__Given task__. Which lines below hold the word "Choose"? Copy all of them.

__Given entries__.
— BEGIN —

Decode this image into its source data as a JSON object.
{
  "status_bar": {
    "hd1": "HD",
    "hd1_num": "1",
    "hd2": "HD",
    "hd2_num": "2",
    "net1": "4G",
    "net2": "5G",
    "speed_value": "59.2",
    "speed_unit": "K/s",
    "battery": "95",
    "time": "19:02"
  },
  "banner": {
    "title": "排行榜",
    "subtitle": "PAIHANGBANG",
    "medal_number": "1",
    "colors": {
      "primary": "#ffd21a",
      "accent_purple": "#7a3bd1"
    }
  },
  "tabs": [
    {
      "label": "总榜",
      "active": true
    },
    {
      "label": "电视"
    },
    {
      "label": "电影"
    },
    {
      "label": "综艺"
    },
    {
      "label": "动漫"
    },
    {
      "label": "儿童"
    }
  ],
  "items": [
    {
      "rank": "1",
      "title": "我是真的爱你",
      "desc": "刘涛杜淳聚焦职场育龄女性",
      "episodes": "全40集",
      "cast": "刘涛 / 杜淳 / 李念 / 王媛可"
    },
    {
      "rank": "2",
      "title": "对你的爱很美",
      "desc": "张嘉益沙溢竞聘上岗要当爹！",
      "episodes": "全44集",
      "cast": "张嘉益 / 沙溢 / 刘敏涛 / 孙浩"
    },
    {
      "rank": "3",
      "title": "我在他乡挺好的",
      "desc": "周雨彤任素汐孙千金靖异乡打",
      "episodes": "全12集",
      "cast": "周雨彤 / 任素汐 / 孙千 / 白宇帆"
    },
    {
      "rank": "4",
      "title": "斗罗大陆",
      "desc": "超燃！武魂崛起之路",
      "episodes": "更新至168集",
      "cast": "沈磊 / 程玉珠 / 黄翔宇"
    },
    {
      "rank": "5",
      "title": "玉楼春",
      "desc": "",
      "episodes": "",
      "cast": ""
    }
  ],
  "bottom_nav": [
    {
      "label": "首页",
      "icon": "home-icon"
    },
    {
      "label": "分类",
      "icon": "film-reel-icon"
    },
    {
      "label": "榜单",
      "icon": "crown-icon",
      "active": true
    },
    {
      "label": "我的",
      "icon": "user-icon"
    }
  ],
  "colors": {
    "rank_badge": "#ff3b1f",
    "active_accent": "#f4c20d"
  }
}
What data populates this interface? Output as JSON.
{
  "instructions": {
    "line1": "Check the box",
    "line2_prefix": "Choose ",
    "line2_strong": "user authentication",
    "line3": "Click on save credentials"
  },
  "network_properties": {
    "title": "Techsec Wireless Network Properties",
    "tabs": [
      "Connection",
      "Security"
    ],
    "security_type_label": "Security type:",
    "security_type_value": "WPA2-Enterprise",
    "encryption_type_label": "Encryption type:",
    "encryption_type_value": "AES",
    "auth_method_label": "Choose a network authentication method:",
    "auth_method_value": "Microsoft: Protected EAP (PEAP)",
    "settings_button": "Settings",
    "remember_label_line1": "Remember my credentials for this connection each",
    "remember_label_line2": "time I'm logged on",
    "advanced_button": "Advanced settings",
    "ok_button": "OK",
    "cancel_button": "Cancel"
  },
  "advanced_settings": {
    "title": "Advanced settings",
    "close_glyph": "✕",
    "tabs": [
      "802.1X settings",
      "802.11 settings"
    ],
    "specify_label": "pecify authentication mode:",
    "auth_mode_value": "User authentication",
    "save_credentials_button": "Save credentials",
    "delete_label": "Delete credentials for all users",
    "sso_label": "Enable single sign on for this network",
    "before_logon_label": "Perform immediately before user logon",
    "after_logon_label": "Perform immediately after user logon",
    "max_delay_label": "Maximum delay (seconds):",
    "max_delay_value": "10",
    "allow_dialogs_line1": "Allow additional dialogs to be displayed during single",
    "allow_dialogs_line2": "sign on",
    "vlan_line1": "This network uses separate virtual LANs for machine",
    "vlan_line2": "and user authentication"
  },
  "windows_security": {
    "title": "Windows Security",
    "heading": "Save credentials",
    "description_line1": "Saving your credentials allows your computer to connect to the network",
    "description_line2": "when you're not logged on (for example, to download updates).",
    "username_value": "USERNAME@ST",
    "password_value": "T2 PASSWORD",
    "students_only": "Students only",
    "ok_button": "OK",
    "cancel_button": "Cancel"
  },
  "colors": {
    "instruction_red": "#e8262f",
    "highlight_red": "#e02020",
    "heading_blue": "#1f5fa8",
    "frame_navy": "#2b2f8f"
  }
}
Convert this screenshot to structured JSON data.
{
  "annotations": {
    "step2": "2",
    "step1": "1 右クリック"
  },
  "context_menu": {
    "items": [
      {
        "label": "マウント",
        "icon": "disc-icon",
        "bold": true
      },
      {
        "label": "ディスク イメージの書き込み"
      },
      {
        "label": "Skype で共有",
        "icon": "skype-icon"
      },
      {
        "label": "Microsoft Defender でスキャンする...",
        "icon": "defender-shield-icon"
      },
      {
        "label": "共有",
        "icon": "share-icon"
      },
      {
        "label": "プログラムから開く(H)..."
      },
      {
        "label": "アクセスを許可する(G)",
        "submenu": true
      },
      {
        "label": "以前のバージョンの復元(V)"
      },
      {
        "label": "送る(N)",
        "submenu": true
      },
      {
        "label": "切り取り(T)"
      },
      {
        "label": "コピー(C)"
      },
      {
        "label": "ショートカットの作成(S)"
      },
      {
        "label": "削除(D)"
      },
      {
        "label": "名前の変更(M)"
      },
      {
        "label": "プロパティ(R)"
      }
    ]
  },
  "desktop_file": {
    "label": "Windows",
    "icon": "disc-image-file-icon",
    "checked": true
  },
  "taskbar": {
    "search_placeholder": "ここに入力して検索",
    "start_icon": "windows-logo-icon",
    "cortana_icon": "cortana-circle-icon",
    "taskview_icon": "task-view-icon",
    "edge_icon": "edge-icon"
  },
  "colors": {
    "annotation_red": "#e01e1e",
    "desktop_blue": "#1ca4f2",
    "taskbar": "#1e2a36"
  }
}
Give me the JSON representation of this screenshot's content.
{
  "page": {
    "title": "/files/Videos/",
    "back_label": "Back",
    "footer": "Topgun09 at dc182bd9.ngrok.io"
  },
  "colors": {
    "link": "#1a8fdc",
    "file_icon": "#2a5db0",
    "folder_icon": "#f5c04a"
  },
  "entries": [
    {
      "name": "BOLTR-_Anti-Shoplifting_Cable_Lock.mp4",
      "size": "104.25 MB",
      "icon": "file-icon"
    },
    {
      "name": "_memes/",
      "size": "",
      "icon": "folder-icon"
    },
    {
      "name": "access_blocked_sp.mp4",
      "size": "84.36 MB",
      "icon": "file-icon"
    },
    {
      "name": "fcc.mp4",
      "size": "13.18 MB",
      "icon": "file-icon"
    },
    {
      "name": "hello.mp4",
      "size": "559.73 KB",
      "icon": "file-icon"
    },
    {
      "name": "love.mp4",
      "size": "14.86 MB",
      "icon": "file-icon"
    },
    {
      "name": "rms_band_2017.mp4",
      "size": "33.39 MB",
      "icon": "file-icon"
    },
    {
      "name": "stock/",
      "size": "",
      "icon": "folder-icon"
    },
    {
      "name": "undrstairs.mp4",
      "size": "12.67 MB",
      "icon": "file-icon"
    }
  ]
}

— END —

__Exercise result__.
    "line2_prefix": "Choose ",
    "auth_method_label": "Choose a network authentication method:",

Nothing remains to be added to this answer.